Some records:
>> START

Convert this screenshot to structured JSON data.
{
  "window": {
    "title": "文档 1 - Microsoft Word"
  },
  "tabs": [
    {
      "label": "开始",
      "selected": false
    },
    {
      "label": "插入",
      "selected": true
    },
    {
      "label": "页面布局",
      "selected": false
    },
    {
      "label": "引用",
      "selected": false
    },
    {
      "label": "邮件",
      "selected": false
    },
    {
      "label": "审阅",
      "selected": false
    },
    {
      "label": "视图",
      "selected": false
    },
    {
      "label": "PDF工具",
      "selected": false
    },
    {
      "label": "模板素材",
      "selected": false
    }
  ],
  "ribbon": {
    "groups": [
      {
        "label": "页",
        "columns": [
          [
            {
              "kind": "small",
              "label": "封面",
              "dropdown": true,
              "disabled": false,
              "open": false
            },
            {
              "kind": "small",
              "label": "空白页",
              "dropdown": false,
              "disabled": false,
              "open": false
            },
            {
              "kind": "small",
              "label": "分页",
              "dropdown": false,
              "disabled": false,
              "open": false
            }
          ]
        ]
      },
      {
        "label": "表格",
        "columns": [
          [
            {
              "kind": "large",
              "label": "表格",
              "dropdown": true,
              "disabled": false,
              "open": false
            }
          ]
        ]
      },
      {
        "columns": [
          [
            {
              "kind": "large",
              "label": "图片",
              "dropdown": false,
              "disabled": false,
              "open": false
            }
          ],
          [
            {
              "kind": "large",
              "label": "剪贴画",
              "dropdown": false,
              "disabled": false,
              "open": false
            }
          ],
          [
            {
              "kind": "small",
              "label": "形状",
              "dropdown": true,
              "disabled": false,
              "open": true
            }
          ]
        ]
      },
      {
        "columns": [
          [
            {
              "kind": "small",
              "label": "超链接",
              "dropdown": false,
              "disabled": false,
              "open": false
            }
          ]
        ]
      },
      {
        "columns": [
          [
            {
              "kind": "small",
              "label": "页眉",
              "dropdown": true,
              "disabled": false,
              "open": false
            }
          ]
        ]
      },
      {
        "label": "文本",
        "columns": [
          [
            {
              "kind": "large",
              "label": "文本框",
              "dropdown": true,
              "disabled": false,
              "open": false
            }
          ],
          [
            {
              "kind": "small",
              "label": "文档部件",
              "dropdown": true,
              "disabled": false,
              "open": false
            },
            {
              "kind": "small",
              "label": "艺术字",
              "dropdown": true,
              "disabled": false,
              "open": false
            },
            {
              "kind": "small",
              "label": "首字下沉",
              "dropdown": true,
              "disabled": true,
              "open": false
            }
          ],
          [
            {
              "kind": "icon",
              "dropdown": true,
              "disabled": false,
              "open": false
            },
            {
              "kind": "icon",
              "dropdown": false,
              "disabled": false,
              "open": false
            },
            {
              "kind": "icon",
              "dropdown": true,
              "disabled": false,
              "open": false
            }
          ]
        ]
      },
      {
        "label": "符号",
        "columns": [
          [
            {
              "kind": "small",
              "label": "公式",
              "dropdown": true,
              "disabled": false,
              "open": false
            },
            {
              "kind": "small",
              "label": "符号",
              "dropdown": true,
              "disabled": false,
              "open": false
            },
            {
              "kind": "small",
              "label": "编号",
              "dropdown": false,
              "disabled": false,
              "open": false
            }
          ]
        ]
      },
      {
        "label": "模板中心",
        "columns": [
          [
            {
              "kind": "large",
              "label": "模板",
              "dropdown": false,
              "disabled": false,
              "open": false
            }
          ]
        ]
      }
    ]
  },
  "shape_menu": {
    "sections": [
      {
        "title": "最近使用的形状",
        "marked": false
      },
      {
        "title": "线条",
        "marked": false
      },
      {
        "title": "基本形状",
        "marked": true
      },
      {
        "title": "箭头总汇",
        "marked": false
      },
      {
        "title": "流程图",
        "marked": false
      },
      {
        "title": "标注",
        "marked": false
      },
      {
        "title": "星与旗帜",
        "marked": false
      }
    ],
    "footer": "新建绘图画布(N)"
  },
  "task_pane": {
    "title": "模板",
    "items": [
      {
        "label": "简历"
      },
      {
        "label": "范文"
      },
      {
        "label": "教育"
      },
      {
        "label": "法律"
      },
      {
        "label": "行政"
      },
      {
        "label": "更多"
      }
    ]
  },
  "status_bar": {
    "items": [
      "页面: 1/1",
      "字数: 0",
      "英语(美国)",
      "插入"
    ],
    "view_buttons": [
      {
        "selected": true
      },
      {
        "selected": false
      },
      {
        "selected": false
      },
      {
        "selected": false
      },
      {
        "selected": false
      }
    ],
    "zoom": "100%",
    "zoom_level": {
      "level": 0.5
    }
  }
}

>> END

PROBLEM REQUIREMENTS: Extract all the entries word for word.

SOLVED PROBLEM:
Convert this screenshot to structured JSON data.
{
  "window": {
    "title": "文档 1 - Microsoft Word"
  },
  "tabs": [
    {
      "label": "开始",
      "selected": false
    },
    {
      "label": "插入",
      "selected": true
    },
    {
      "label": "页面布局",
      "selected": false
    },
    {
      "label": "引用",
      "selected": false
    },
    {
      "label": "邮件",
      "selected": false
    },
    {
      "label": "审阅",
      "selected": false
    },
    {
      "label": "视图",
      "selected": false
    },
    {
      "label": "PDF工具",
      "selected": false
    },
    {
      "label": "模板素材",
      "selected": false
    }
  ],
  "ribbon": {
    "groups": [
      {
        "label": "页",
        "columns": [
          [
            {
              "kind": "small",
              "label": "封面",
              "dropdown": true,
              "disabled": false,
              "open": false
            },
            {
              "kind": "small",
              "label": "空白页",
              "dropdown": false,
              "disabled": false,
              "open": false
            },
            {
              "kind": "small",
              "label": "分页",
              "dropdown": false,
              "disabled": false,
              "open": false
            }
          ]
        ]
      },
      {
        "label": "表格",
        "columns": [
          [
            {
              "kind": "large",
              "label": "表格",
              "dropdown": true,
              "disabled": false,
              "open": false
            }
          ]
        ]
      },
      {
        "columns": [
          [
            {
              "kind": "large",
              "label": "图片",
              "dropdown": false,
              "disabled": false,
              "open": false
            }
          ],
          [
            {
              "kind": "large",
              "label": "剪贴画",
              "dropdown": false,
              "disabled": false,
              "open": false
            }
          ],
          [
            {
              "kind": "small",
              "label": "形状",
              "dropdown": true,
              "disabled": false,
              "open": true
            }
          ]
        ]
      },
      {
        "columns": [
          [
            {
              "kind": "small",
              "label": "超链接",
              "dropdown": false,
              "disabled": false,
              "open": false
            }
          ]
        ]
      },
      {
        "columns": [
          [
            {
              "kind": "small",
              "label": "页眉",
              "dropdown": true,
              "disabled": false,
              "open": false
            }
          ]
        ]
      },
      {
        "label": "文本",
        "columns": [
          [
            {
              "kind": "large",
              "label": "文本框",
              "dropdown": true,
              "disabled": false,
              "open": false
            }
          ],
          [
            {
              "kind": "small",
              "label": "文档部件",
              "dropdown": true,
              "disabled": false,
              "open": false
            },
            {
              "kind": "small",
              "label": "艺术字",
              "dropdown": true,
              "disabled": false,
              "open": false
            },
            {
              "kind": "small",
              "label": "首字下沉",
              "dropdown": true,
              "disabled": true,
              "open": false
            }
          ],
          [
            {
              "kind": "icon",
              "dropdown": true,
              "disabled": false,
              "open": false
            },
            {
              "kind": "icon",
              "dropdown": false,
              "disabled": false,
              "open": false
            },
            {
              "kind": "icon",
              "dropdown": true,
              "disabled": false,
              "open": false
            }
          ]
        ]
      },
      {
        "label": "符号",
        "columns": [
          [
            {
              "kind": "small",
              "label": "公式",
              "dropdown": true,
              "disabled": false,
              "open": false
            },
            {
              "kind": "small",
              "label": "符号",
              "dropdown": true,
              "disabled": false,
              "open": false
            },
            {
              "kind": "small",
              "label": "编号",
              "dropdown": false,
              "disabled": false,
              "open": false
            }
          ]
        ]
      },
      {
        "label": "模板中心",
        "columns": [
          [
            {
              "kind": "large",
              "label": "模板",
              "dropdown": false,
              "disabled": false,
              "open": false
            }
          ]
        ]
      }
    ]
  },
  "shape_menu": {
    "sections": [
      {
        "title": "最近使用的形状",
        "marked": false
      },
      {
        "title": "线条",
        "marked": false
      },
      {
        "title": "基本形状",
        "marked": true
      },
      {
        "title": "箭头总汇",
        "marked": false
      },
      {
        "title": "流程图",
        "marked": false
      },
      {
        "title": "标注",
        "marked": false
      },
      {
        "title": "星与旗帜",
        "marked": false
      }
    ],
    "footer": "新建绘图画布(N)"
  },
  "task_pane": {
    "title": "模板",
    "items": [
      {
        "label": "简历"
      },
      {
        "label": "范文"
      },
      {
        "label": "教育"
      },
      {
        "label": "法律"
      },
      {
        "label": "行政"
      },
      {
        "label": "更多"
      }
    ]
  },
  "status_bar": {
    "items": [
      "页面: 1/1",
      "字数: 0",
      "英语(美国)",
      "插入"
    ],
    "view_buttons": [
      {
        "selected": true
      },
      {
        "selected": false
      },
      {
        "selected": false
      },
      {
        "selected": false
      },
      {
        "selected": false
      }
    ],
    "zoom": "100%",
    "zoom_level": {
      "level": 0.5
    }
  }
}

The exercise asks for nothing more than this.